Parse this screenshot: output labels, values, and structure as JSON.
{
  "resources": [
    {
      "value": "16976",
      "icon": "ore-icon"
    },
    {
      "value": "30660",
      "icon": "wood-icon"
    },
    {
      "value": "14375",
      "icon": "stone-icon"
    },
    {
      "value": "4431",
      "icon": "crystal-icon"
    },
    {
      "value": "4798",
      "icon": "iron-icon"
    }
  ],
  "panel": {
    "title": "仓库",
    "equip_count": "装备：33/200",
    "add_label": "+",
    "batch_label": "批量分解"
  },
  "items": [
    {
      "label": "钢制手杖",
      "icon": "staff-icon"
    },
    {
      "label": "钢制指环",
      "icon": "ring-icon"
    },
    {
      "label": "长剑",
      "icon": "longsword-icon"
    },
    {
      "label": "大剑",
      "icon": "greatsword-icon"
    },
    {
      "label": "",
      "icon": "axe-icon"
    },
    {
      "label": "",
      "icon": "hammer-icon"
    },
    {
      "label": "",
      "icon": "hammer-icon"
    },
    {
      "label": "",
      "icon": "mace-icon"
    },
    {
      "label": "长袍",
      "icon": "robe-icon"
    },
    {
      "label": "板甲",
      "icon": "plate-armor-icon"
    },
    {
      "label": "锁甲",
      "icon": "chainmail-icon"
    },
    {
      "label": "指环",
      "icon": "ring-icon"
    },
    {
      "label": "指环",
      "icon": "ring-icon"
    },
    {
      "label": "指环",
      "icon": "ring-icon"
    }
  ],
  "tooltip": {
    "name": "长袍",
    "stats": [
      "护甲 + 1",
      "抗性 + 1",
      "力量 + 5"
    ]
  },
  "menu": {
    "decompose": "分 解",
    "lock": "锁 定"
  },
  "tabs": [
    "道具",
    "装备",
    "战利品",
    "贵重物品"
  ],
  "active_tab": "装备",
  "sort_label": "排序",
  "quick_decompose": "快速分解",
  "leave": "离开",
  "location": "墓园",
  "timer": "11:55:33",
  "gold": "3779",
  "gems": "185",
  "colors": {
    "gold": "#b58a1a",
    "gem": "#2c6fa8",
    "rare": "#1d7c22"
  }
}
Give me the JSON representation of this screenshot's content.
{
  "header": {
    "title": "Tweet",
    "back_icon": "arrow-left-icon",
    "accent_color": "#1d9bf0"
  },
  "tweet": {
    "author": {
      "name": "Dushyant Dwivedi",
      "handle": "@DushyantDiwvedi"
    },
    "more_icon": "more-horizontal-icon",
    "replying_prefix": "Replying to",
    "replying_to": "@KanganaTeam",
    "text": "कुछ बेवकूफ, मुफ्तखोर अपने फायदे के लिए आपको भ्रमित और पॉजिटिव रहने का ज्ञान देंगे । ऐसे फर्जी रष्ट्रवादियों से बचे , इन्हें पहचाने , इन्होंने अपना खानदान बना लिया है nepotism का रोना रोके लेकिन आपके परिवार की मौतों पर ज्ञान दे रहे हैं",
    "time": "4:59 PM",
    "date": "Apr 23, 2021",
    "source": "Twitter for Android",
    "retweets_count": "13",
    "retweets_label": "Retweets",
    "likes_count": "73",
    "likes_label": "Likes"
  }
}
☆ ☆ ☆ ☆ ☆
Task description
Repeat each record exactly, leaving nothing out.

Result below
Parse this screenshot: output labels, values, and structure as JSON.
{
  "resources": [
    {
      "value": "16976",
      "icon": "ore-icon"
    },
    {
      "value": "30660",
      "icon": "wood-icon"
    },
    {
      "value": "14375",
      "icon": "stone-icon"
    },
    {
      "value": "4431",
      "icon": "crystal-icon"
    },
    {
      "value": "4798",
      "icon": "iron-icon"
    }
  ],
  "panel": {
    "title": "仓库",
    "equip_count": "装备：33/200",
    "add_label": "+",
    "batch_label": "批量分解"
  },
  "items": [
    {
      "label": "钢制手杖",
      "icon": "staff-icon"
    },
    {
      "label": "钢制指环",
      "icon": "ring-icon"
    },
    {
      "label": "长剑",
      "icon": "longsword-icon"
    },
    {
      "label": "大剑",
      "icon": "greatsword-icon"
    },
    {
      "label": "",
      "icon": "axe-icon"
    },
    {
      "label": "",
      "icon": "hammer-icon"
    },
    {
      "label": "",
      "icon": "hammer-icon"
    },
    {
      "label": "",
      "icon": "mace-icon"
    },
    {
      "label": "长袍",
      "icon": "robe-icon"
    },
    {
      "label": "板甲",
      "icon": "plate-armor-icon"
    },
    {
      "label": "锁甲",
      "icon": "chainmail-icon"
    },
    {
      "label": "指环",
      "icon": "ring-icon"
    },
    {
      "label": "指环",
      "icon": "ring-icon"
    },
    {
      "label": "指环",
      "icon": "ring-icon"
    }
  ],
  "tooltip": {
    "name": "长袍",
    "stats": [
      "护甲 + 1",
      "抗性 + 1",
      "力量 + 5"
    ]
  },
  "menu": {
    "decompose": "分 解",
    "lock": "锁 定"
  },
  "tabs": [
    "道具",
    "装备",
    "战利品",
    "贵重物品"
  ],
  "active_tab": "装备",
  "sort_label": "排序",
  "quick_decompose": "快速分解",
  "leave": "离开",
  "location": "墓园",
  "timer": "11:55:33",
  "gold": "3779",
  "gems": "185",
  "colors": {
    "gold": "#b58a1a",
    "gem": "#2c6fa8",
    "rare": "#1d7c22"
  }
}
Give me the JSON representation of this screenshot's content.
{
  "header": {
    "title": "Tweet",
    "back_icon": "arrow-left-icon",
    "accent_color": "#1d9bf0"
  },
  "tweet": {
    "author": {
      "name": "Dushyant Dwivedi",
      "handle": "@DushyantDiwvedi"
    },
    "more_icon": "more-horizontal-icon",
    "replying_prefix": "Replying to",
    "replying_to": "@KanganaTeam",
    "text": "कुछ बेवकूफ, मुफ्तखोर अपने फायदे के लिए आपको भ्रमित और पॉजिटिव रहने का ज्ञान देंगे । ऐसे फर्जी रष्ट्रवादियों से बचे , इन्हें पहचाने , इन्होंने अपना खानदान बना लिया है nepotism का रोना रोके लेकिन आपके परिवार की मौतों पर ज्ञान दे रहे हैं",
    "time": "4:59 PM",
    "date": "Apr 23, 2021",
    "source": "Twitter for Android",
    "retweets_count": "13",
    "retweets_label": "Retweets",
    "likes_count": "73",
    "likes_label": "Likes"
  }
}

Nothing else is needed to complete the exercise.